-- start of SELECTED TEXT --

Folk tale
- Name: Laphumaton
- Also known as: Lafumaton
- Aarne–Thompson grouping: no
- Mythology: Meitei mythology, Meitei folklore
- Country: India
- Region: Manipur
- Origin Date: unknown
- Published in: Manipuri Fungawari (Manipuri Phungawari)

= Laphumaton =

Laphumaton, also written as Lafumaton (ꯂꯐꯨꯃꯇꯣꯟ), is a folktale from the Meitei tradition of Kangleipak (modern day Manipur). It tells the story of a young man named Laphumaton, his travels, his marriages, and his struggles with a king. The tale includes themes of obedience, courage, cleverness, and hidden strengths.

== Story ==

=== Early life ===

A widow lived alone with her son. She raised him by herself. When he grew into a handsome young man, she told him that his father had wished for him to earn his own wealth. The boy took a fishing line and went to a river to catch fish. Instead of a fish, a golden lotus was caught in his hook. He brought the lotus home and placed it in his mother's hands.

The widow decided to offer the lotus to the king. The king admired it and ordered her to bring the plant that produced the flower. He told her that if she and her son failed to bring the plant within three days, they would be exiled.

=== Search for the Golden Lotus Plant ===

Laphumaton decided to search for the plant. He travelled east and reached a faraway land, where he met Princess Shabireima and her friends at a pond. The princess decided she would marry him, and the girls took Laphumaton to the palace.

The king of the land agreed to the marriage. Later, Laphumaton married another princess, Nganureima, in another kingdom. He explained to his wives that he had come because of a punishment from his own king and that he needed to continue his search.

He travelled on and met a third princess, Khunureima. She also wished to marry him, and the king of that land agreed. When Laphumaton told the king that he was searching for a plant that produced a golden lotus, the king showed him a pond where such a plant grew.

Before taking the plant, Laphumaton prayed for his misery to be removed. He uprooted the plant and returned to the homes of Khunureima, Shabireima, and Nganureima, taking them with him. He returned to his mother and gave her the lotus plant to offer to the king.

=== King's demands ===

The king planted the lotus carefully. But after hearing about Laphumaton's three beautiful wives, he became jealous and wished to take them as his own queens. He began giving Laphumaton impossible tasks.

- First task
  picking seeds

The king ordered Laphumaton to pick up hajam (skeel tree) seeds that would be scattered over ploughed land. Laphumaton was sad, but Khunureima comforted him. She prayed to her father for help, and he sent one thousand pigeons. The pigeons gathered every seed, and the task was completed perfectly.

- Second task
  gathering paddy from a pond

Next, the king threw two baskets of paddy into a pond and ordered Laphumaton to collect every grain by the next morning. Nganureima asked her father for help. He sent five hundred ducks, who dived into the pond and gathered all the paddy.

- Third task
  jumping into a bonfire

The king then declared that Laphumaton must jump into a bonfire. Shabireima prayed to her father, who sent three hundred porcupines. They dug a large underground tunnel from her house to the bonfire pit.

-- end of SELECTED TEXT --

= EXERCISE TASK 1 =
In the folktale, how many pigeons did Khunureima's father send?
The folktale and the rows that follow come from unrelated sources.

-- start of RECORD EXTRACTS --

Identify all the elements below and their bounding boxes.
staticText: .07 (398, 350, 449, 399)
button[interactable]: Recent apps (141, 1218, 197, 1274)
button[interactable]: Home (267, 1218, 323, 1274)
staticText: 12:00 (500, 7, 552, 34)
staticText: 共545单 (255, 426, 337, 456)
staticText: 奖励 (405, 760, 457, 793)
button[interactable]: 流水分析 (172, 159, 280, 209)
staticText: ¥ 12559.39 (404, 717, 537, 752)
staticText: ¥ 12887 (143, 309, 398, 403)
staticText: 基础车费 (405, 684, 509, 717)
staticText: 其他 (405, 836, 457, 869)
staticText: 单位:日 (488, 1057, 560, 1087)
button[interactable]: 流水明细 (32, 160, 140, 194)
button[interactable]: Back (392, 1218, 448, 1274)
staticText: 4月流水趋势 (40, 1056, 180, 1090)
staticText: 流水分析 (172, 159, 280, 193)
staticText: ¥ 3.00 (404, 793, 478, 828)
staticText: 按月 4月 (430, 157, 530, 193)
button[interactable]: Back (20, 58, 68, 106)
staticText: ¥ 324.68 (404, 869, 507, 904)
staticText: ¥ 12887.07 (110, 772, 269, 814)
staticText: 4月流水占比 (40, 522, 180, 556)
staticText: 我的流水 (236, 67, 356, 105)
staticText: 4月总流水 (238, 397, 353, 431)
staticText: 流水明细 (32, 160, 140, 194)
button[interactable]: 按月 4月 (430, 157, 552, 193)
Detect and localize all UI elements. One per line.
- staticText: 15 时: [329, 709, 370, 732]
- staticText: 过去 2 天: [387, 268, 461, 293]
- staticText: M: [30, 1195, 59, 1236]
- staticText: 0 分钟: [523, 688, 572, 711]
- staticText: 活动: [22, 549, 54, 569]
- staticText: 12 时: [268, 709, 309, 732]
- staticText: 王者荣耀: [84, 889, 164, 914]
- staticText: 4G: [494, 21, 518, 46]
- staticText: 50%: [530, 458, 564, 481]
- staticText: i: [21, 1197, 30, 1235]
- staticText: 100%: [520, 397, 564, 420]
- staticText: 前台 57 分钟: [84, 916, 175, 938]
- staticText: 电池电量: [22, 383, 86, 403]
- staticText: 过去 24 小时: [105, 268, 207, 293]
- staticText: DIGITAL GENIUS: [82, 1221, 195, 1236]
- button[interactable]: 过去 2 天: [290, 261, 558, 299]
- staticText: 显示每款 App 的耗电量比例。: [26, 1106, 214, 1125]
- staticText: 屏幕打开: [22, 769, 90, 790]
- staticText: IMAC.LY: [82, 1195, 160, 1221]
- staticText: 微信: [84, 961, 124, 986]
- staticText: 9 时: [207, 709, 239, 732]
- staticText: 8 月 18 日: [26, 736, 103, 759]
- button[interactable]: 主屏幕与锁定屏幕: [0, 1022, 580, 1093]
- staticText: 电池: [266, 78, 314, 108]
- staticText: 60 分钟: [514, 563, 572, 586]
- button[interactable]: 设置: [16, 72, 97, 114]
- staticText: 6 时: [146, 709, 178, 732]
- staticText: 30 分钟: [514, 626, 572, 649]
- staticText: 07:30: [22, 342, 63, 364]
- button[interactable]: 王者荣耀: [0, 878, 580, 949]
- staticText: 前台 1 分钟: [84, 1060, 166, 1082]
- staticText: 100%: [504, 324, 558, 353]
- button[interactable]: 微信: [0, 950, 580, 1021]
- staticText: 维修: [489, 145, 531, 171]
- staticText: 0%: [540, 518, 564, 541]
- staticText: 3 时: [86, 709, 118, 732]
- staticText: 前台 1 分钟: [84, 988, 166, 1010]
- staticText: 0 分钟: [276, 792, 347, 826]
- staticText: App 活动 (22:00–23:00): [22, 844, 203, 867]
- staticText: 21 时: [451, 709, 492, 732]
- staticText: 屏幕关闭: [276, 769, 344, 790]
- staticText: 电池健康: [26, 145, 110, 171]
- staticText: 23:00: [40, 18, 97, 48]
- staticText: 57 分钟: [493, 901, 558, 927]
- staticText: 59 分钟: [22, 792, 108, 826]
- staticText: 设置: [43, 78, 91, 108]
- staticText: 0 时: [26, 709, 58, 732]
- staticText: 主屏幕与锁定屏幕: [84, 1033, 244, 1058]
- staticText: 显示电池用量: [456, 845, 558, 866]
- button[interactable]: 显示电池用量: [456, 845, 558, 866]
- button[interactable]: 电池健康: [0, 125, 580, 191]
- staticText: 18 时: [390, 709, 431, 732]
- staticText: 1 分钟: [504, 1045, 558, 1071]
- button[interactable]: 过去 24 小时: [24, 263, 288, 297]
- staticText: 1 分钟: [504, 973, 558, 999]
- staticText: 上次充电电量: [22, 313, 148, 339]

-- end of RECORD EXTRACTS --

= EXERCISE TASK 2 =
Edit the rows from the first one through the line containing "button[interactable]: 流水分析 (172, 159, 280, 209)", replacing "Recent apps" with "Open windows" and leaving everything else unchanged. Return only those lines.

= REPLY 1 =
One thousand.

= REPLY 2 =
Identify all the elements below and their bounding boxes.
staticText: .07 (398, 350, 449, 399)
button[interactable]: Open windows (141, 1218, 197, 1274)
button[interactable]: Home (267, 1218, 323, 1274)
staticText: 12:00 (500, 7, 552, 34)
staticText: 共545单 (255, 426, 337, 456)
staticText: 奖励 (405, 760, 457, 793)
button[interactable]: 流水分析 (172, 159, 280, 209)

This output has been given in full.